**Aim**
Write the entries out again exactly as they stand, but without the pictures.
————
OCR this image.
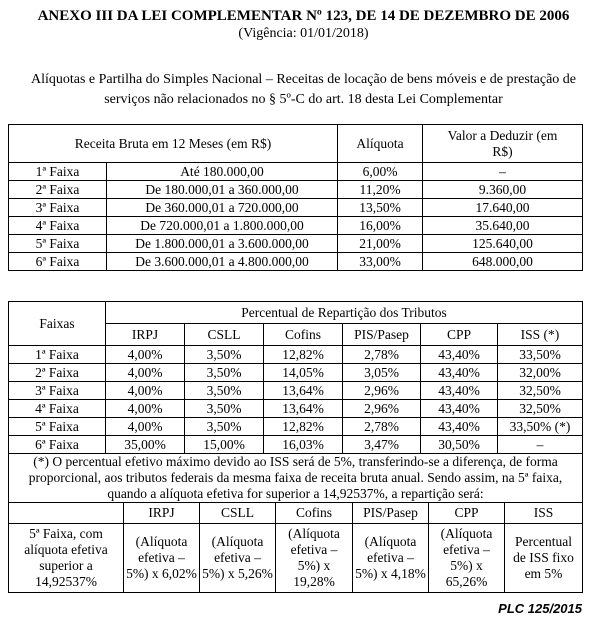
ANEXO III DA LEI COMPLEMENTAR Nº 123, DE 14 DE DEZEMBRO DE 2006
(Vigência: 01/01/2018)
Alíquotas e Partilha do Simples Nacional – Receitas de locação de bens móveis e de prestação de serviços não relacionados no § 5º-C do art. 18 desta Lei Complementar
Receita Bruta em 12 Meses (em R$)		Alíquota	Valor a Deduzir (em R$)
1ª Faixa	Até 180.000,00	6,00%	–
2ª Faixa	De 180.000,01 a 360.000,00	11,20%	9.360,00
3ª Faixa	De 360.000,01 a 720.000,00	13,50%	17.640,00
4ª Faixa	De 720.000,01 a 1.800.000,00	16,00%	35.640,00
5ª Faixa	De 1.800.000,01 a 3.600.000,00	21,00%	125.640,00
6ª Faixa	De 3.600.000,01 a 4.800.000,00	33,00%	648.000,00
Faixas	Percentual de Repartição dos Tributos					
	IRPJ	CSLL	Cofins	PIS/Pasep	CPP	ISS (*)
1ª Faixa	4,00%	3,50%	12,82%	2,78%	43,40%	33,50%
2ª Faixa	4,00%	3,50%	14,05%	3,05%	43,40%	32,00%
3ª Faixa	4,00%	3,50%	13,64%	2,96%	43,40%	32,50%
4ª Faixa	4,00%	3,50%	13,64%	2,96%	43,40%	32,50%
5ª Faixa	4,00%	3,50%	12,82%	2,78%	43,40%	33,50% (*)
6ª Faixa	35,00%	15,00%	16,03%	3,47%	30,50%	–
(*) O percentual efetivo máximo devido ao ISS será de 5%, transferindo-se a diferença, de forma proporcional, aos tributos federais da mesma faixa de receita bruta anual. Sendo assim, na 5ª faixa, quando a alíquota efetiva for superior a 14,92537%, a repartição será:						
	IRPJ	CSLL	Cofins	PIS/Pasep	CPP	ISS
5ª Faixa, com alíquota efetiva superior a 14,92537%	(Alíquota efetiva – 5%) x 6,02%	(Alíquota efetiva – 5%) x 5,26%	(Alíquota efetiva – 5%) x 19,28%	(Alíquota efetiva – 5%) x 4,18%	(Alíquota efetiva – 5%) x 65,26%	Percentual de ISS fixo em 5%
PLC 125/2015
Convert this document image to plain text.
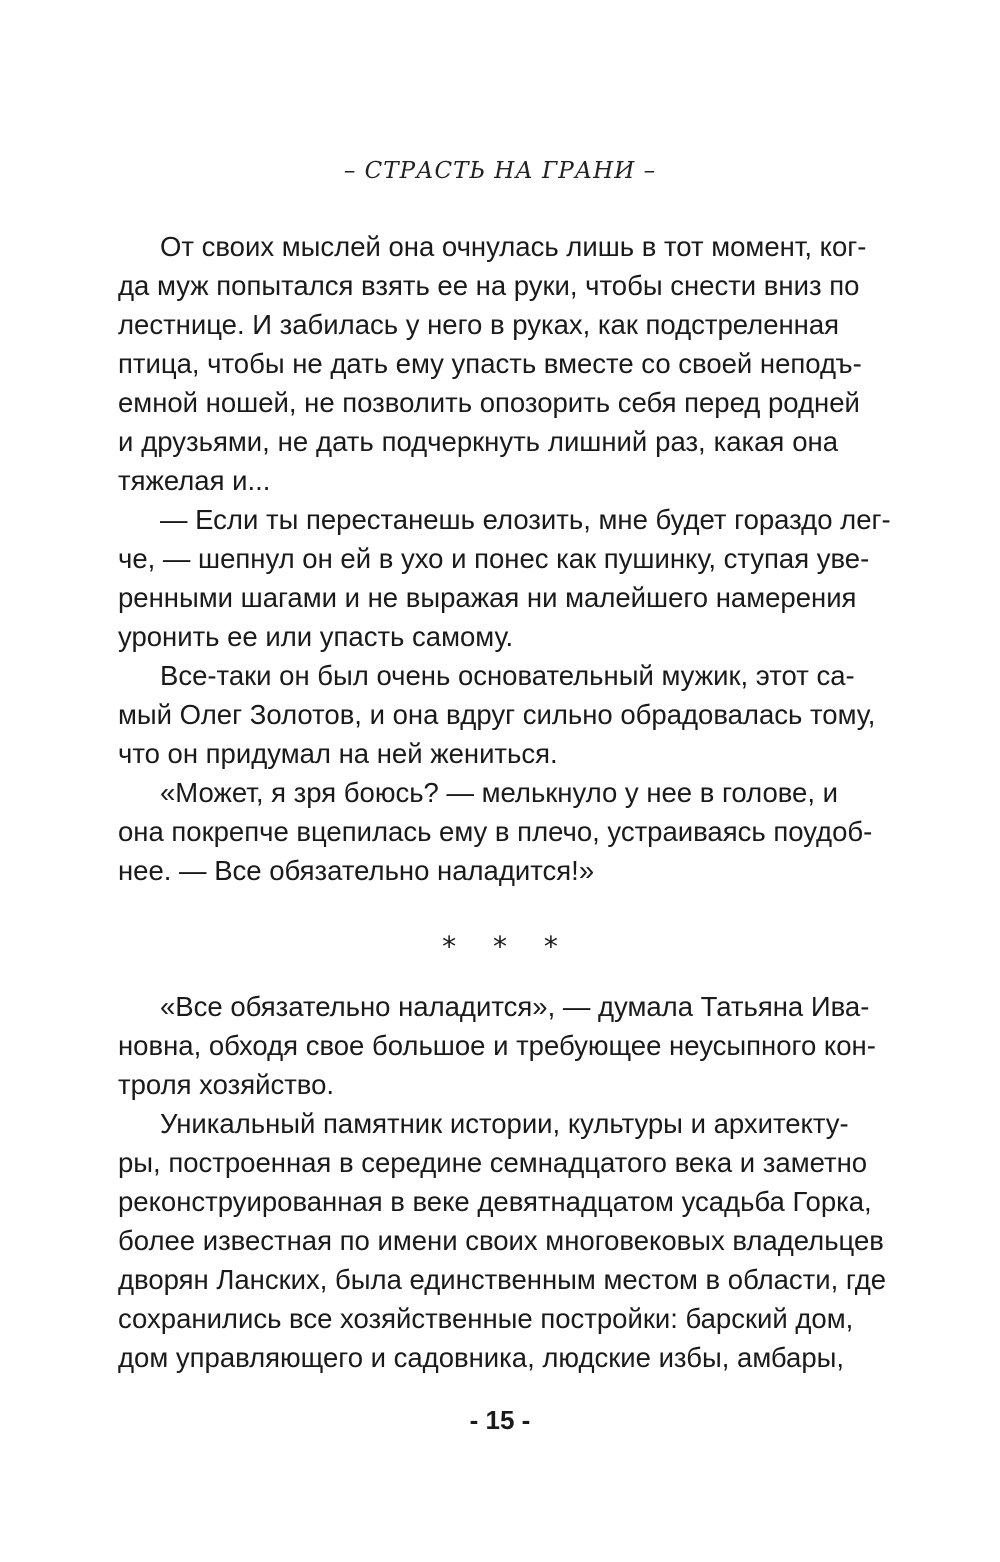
– СТРАСТЬ НА ГРАНИ –
От своих мыслей она очнулась лишь в тот момент, ког-
да муж попытался взять ее на руки, чтобы снести вниз по
лестнице. И забилась у него в руках, как подстреленная
птица, чтобы не дать ему упасть вместе со своей неподъ-
емной ношей, не позволить опозорить себя перед родней
и друзьями, не дать подчеркнуть лишний раз, какая она
тяжелая и...
— Если ты перестанешь елозить, мне будет гораздо лег-
че, — шепнул он ей в ухо и понес как пушинку, ступая уве-
ренными шагами и не выражая ни малейшего намерения
уронить ее или упасть самому.
Все-таки он был очень основательный мужик, этот са-
мый Олег Золотов, и она вдруг сильно обрадовалась тому,
что он придумал на ней жениться.
«Может, я зря боюсь? — мелькнуло у нее в голове, и
она покрепче вцепилась ему в плечо, устраиваясь поудоб-
нее. — Все обязательно наладится!»
* * *
«Все обязательно наладится», — думала Татьяна Ива-
новна, обходя свое большое и требующее неусыпного кон-
троля хозяйство.
Уникальный памятник истории, культуры и архитекту-
ры, построенная в середине семнадцатого века и заметно
реконструированная в веке девятнадцатом усадьба Горка,
более известная по имени своих многовековых владельцев
дворян Ланских, была единственным местом в области, где
сохранились все хозяйственные постройки: барский дом,
дом управляющего и садовника, людские избы, амбары,
- 15 -
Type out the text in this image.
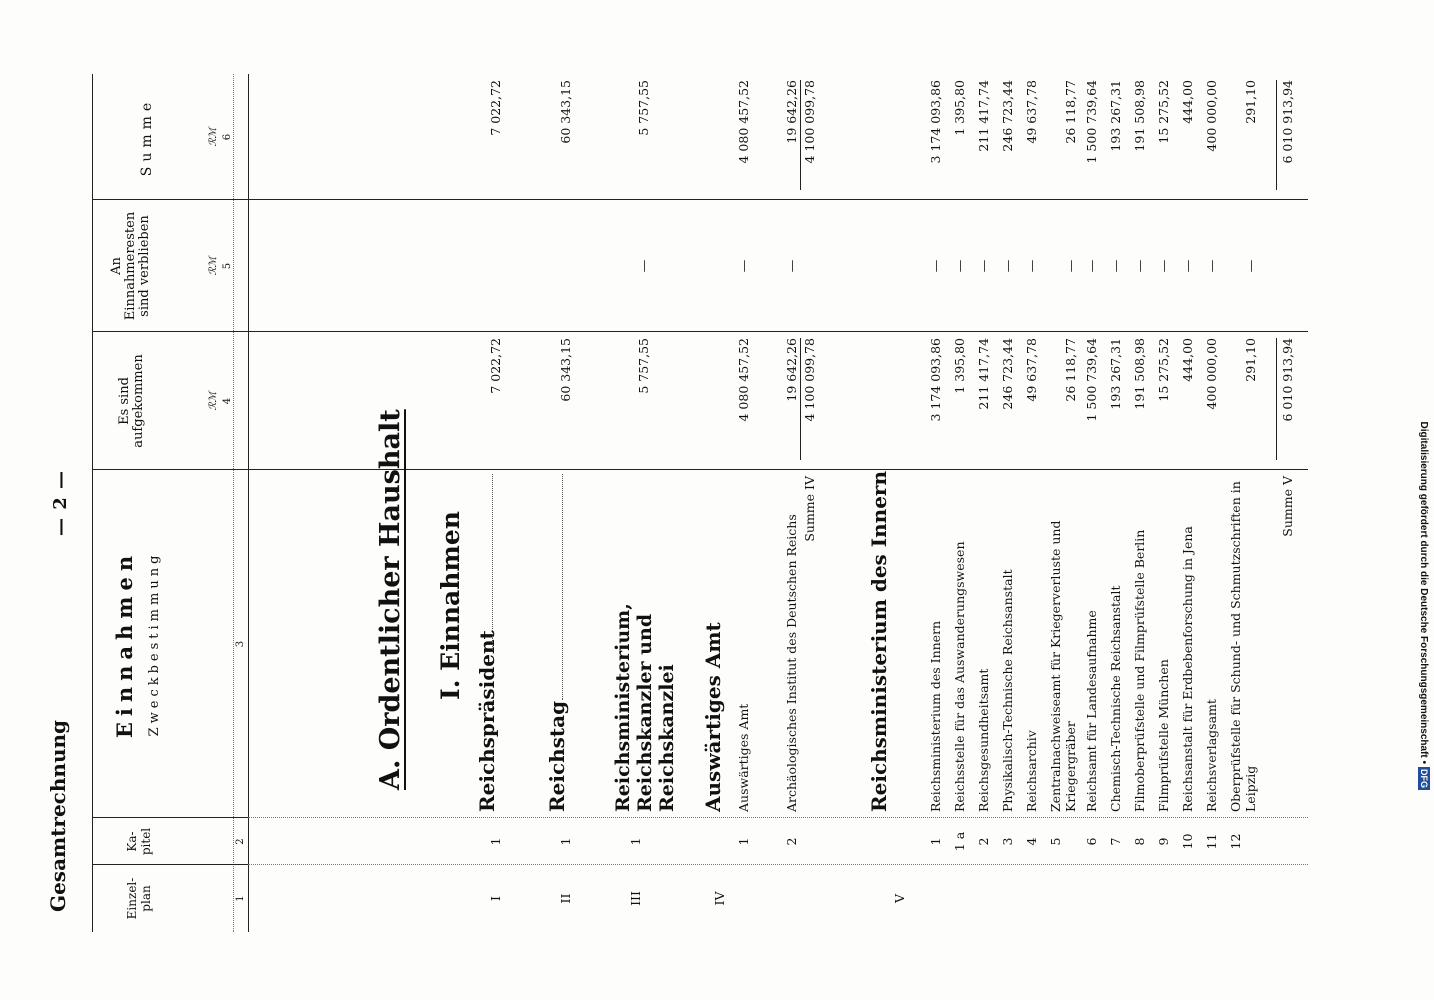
Gesamtrechnung
— 2 —
Einzel-
plan
Ka-
pitel
Einnahmen Zweckbestimmung
Es sind
aufgekommen
An
Einnahmeresten
sind verblieben
Summe
ℛℳ
ℛℳ
ℛℳ
1
2
3
4
5
6
A. Ordentlicher Haushalt I. Einnahmen
I
1
Reichspräsident
7 022,72
7 022,72
II
1
Reichstag
60 343,15
60 343,15
III
1
Reichsministerium, Reichskanzler und Reichskanzlei
5 757,55
5 757,55
—
IV
Auswärtiges Amt
1
Auswärtiges Amt
4 080 457,52
—
4 080 457,52
2
Archäologisches Institut des Deutschen Reichs
19 642,26
—
19 642,26
Summe IV
4 100 099,78
4 100 099,78
V
Reichsministerium des Innern
1
Reichsministerium des Innern
3 174 093,86
—
3 174 093,86
1 a
Reichsstelle für das Auswanderungswesen
1 395,80
—
1 395,80
2
Reichsgesundheitsamt
211 417,74
—
211 417,74
3
Physikalisch-Technische Reichsanstalt
246 723,44
—
246 723,44
4
Reichsarchiv
49 637,78
—
49 637,78
5
Zentralnachweiseamt für Kriegerverluste und Kriegergräber
26 118,77
—
26 118,77
6
Reichsamt für Landesaufnahme
1 500 739,64
—
1 500 739,64
7
Chemisch-Technische Reichsanstalt
193 267,31
—
193 267,31
8
Filmoberprüfstelle und Filmprüfstelle Berlin
191 508,98
—
191 508,98
9
Filmprüfstelle München
15 275,52
—
15 275,52
10
Reichsanstalt für Erdbebenforschung in Jena
444,00
—
444,00
11
Reichsverlagsamt
400 000,00
—
400 000,00
12
Oberprüfstelle für Schund- und Schmutzschriften in Leipzig
291,10
—
291,10
Summe V
6 010 913,94
6 010 913,94
Digitalisierung gefördert durch die Deutsche Forschungsgemeinschaft •DFG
————
**Correct output**
OCR this image.
ANEXO III DA LEI COMPLEMENTAR Nº 123, DE 14 DE DEZEMBRO DE 2006
(Vigência: 01/01/2018)
Alíquotas e Partilha do Simples Nacional – Receitas de locação de bens móveis e de prestação de serviços não relacionados no § 5º-C do art. 18 desta Lei Complementar
Receita Bruta em 12 Meses (em R$)		Alíquota	Valor a Deduzir (em R$)
1ª Faixa	Até 180.000,00	6,00%	–
2ª Faixa	De 180.000,01 a 360.000,00	11,20%	9.360,00
3ª Faixa	De 360.000,01 a 720.000,00	13,50%	17.640,00
4ª Faixa	De 720.000,01 a 1.800.000,00	16,00%	35.640,00
5ª Faixa	De 1.800.000,01 a 3.600.000,00	21,00%	125.640,00
6ª Faixa	De 3.600.000,01 a 4.800.000,00	33,00%	648.000,00
Faixas	Percentual de Repartição dos Tributos					
	IRPJ	CSLL	Cofins	PIS/Pasep	CPP	ISS (*)
1ª Faixa	4,00%	3,50%	12,82%	2,78%	43,40%	33,50%
2ª Faixa	4,00%	3,50%	14,05%	3,05%	43,40%	32,00%
3ª Faixa	4,00%	3,50%	13,64%	2,96%	43,40%	32,50%
4ª Faixa	4,00%	3,50%	13,64%	2,96%	43,40%	32,50%
5ª Faixa	4,00%	3,50%	12,82%	2,78%	43,40%	33,50% (*)
6ª Faixa	35,00%	15,00%	16,03%	3,47%	30,50%	–
(*) O percentual efetivo máximo devido ao ISS será de 5%, transferindo-se a diferença, de forma proporcional, aos tributos federais da mesma faixa de receita bruta anual. Sendo assim, na 5ª faixa, quando a alíquota efetiva for superior a 14,92537%, a repartição será:						
	IRPJ	CSLL	Cofins	PIS/Pasep	CPP	ISS
5ª Faixa, com alíquota efetiva superior a 14,92537%	(Alíquota efetiva – 5%) x 6,02%	(Alíquota efetiva – 5%) x 5,26%	(Alíquota efetiva – 5%) x 19,28%	(Alíquota efetiva – 5%) x 4,18%	(Alíquota efetiva – 5%) x 65,26%	Percentual de ISS fixo em 5%
PLC 125/2015
Convert this document image to plain text.
– СТРАСТЬ НА ГРАНИ –
От своих мыслей она очнулась лишь в тот момент, ког-
да муж попытался взять ее на руки, чтобы снести вниз по
лестнице. И забилась у него в руках, как подстреленная
птица, чтобы не дать ему упасть вместе со своей неподъ-
емной ношей, не позволить опозорить себя перед родней
и друзьями, не дать подчеркнуть лишний раз, какая она
тяжелая и...
— Если ты перестанешь елозить, мне будет гораздо лег-
че, — шепнул он ей в ухо и понес как пушинку, ступая уве-
ренными шагами и не выражая ни малейшего намерения
уронить ее или упасть самому.
Все-таки он был очень основательный мужик, этот са-
мый Олег Золотов, и она вдруг сильно обрадовалась тому,
что он придумал на ней жениться.
«Может, я зря боюсь? — мелькнуло у нее в голове, и
она покрепче вцепилась ему в плечо, устраиваясь поудоб-
нее. — Все обязательно наладится!»
* * *
«Все обязательно наладится», — думала Татьяна Ива-
новна, обходя свое большое и требующее неусыпного кон-
троля хозяйство.
Уникальный памятник истории, культуры и архитекту-
ры, построенная в середине семнадцатого века и заметно
реконструированная в веке девятнадцатом усадьба Горка,
более известная по имени своих многовековых владельцев
дворян Ланских, была единственным местом в области, где
сохранились все хозяйственные постройки: барский дом,
дом управляющего и садовника, людские избы, амбары,
- 15 -
Type out the text in this image.
Gesamtrechnung
— 2 —
Einzel-
plan
Ka-
pitel
Einnahmen Zweckbestimmung
Es sind
aufgekommen
An
Einnahmeresten
sind verblieben
Summe
ℛℳ
ℛℳ
ℛℳ
1
2
3
4
5
6
A. Ordentlicher Haushalt I. Einnahmen
I
1
Reichspräsident
7 022,72
7 022,72
II
1
Reichstag
60 343,15
60 343,15
III
1
Reichsministerium, Reichskanzler und Reichskanzlei
5 757,55
5 757,55
—
IV
Auswärtiges Amt
1
Auswärtiges Amt
4 080 457,52
—
4 080 457,52
2
Archäologisches Institut des Deutschen Reichs
19 642,26
—
19 642,26
Summe IV
4 100 099,78
4 100 099,78
V
Reichsministerium des Innern
1
Reichsministerium des Innern
3 174 093,86
—
3 174 093,86
1 a
Reichsstelle für das Auswanderungswesen
1 395,80
—
1 395,80
2
Reichsgesundheitsamt
211 417,74
—
211 417,74
3
Physikalisch-Technische Reichsanstalt
246 723,44
—
246 723,44
4
Reichsarchiv
49 637,78
—
49 637,78
5
Zentralnachweiseamt für Kriegerverluste und Kriegergräber
26 118,77
—
26 118,77
6
Reichsamt für Landesaufnahme
1 500 739,64
—
1 500 739,64
7
Chemisch-Technische Reichsanstalt
193 267,31
—
193 267,31
8
Filmoberprüfstelle und Filmprüfstelle Berlin
191 508,98
—
191 508,98
9
Filmprüfstelle München
15 275,52
—
15 275,52
10
Reichsanstalt für Erdbebenforschung in Jena
444,00
—
444,00
11
Reichsverlagsamt
400 000,00
—
400 000,00
12
Oberprüfstelle für Schund- und Schmutzschriften in Leipzig
291,10
—
291,10
Summe V
6 010 913,94
6 010 913,94
Digitalisierung gefördert durch die Deutsche Forschungsgemeinschaft •DFG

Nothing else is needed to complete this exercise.